Among the lines below, list those containing the string "государственной".

________________________________________

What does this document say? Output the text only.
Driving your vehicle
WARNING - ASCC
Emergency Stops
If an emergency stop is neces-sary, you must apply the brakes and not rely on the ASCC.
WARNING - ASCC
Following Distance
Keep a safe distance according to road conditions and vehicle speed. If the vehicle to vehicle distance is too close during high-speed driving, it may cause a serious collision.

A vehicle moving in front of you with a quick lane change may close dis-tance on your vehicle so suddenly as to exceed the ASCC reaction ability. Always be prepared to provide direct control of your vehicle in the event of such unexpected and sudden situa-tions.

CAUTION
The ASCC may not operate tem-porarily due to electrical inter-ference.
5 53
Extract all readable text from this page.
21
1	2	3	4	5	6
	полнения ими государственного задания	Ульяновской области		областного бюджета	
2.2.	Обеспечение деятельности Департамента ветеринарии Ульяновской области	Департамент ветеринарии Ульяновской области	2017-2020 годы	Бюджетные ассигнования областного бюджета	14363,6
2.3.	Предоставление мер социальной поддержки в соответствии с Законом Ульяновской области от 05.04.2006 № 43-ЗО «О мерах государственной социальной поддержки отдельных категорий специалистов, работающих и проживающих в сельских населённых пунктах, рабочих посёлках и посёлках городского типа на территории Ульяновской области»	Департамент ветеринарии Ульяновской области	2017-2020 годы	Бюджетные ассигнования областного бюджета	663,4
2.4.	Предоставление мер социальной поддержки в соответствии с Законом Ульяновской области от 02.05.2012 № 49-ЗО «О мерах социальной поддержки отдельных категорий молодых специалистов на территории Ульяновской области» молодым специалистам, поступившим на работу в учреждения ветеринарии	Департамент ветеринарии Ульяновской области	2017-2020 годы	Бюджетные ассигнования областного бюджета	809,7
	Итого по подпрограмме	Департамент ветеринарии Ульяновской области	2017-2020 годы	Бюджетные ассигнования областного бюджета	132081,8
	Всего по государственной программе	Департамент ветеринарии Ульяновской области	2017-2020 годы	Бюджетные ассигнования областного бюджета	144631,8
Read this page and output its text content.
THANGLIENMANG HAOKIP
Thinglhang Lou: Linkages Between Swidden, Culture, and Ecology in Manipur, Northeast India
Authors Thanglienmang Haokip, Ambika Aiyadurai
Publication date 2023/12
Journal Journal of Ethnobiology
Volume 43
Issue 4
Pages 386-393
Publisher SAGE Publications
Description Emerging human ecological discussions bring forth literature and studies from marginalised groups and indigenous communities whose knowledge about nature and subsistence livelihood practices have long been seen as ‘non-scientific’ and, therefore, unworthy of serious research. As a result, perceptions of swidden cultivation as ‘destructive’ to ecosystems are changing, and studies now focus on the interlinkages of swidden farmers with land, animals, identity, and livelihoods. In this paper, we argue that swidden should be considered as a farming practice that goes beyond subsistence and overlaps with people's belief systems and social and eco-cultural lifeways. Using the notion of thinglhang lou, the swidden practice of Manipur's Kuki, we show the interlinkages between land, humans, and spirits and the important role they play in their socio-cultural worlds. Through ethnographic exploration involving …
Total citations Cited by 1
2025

________________________________________

*The answer:*
2.3.	Предоставление мер социальной поддержки в соответствии с Законом Ульяновской области от 05.04.2006 № 43-ЗО «О мерах государственной социальной поддержки отдельных категорий специалистов, работающих и проживающих в сельских населённых пунктах, рабочих посёлках и посёлках городского типа на территории Ульяновской области»	Департамент ветеринарии Ульяновской области	2017-2020 годы	Бюджетные ассигнования областного бюджета	663,4
	Всего по государственной программе	Департамент ветеринарии Ульяновской области	2017-2020 годы	Бюджетные ассигнования областного бюджета	144631,8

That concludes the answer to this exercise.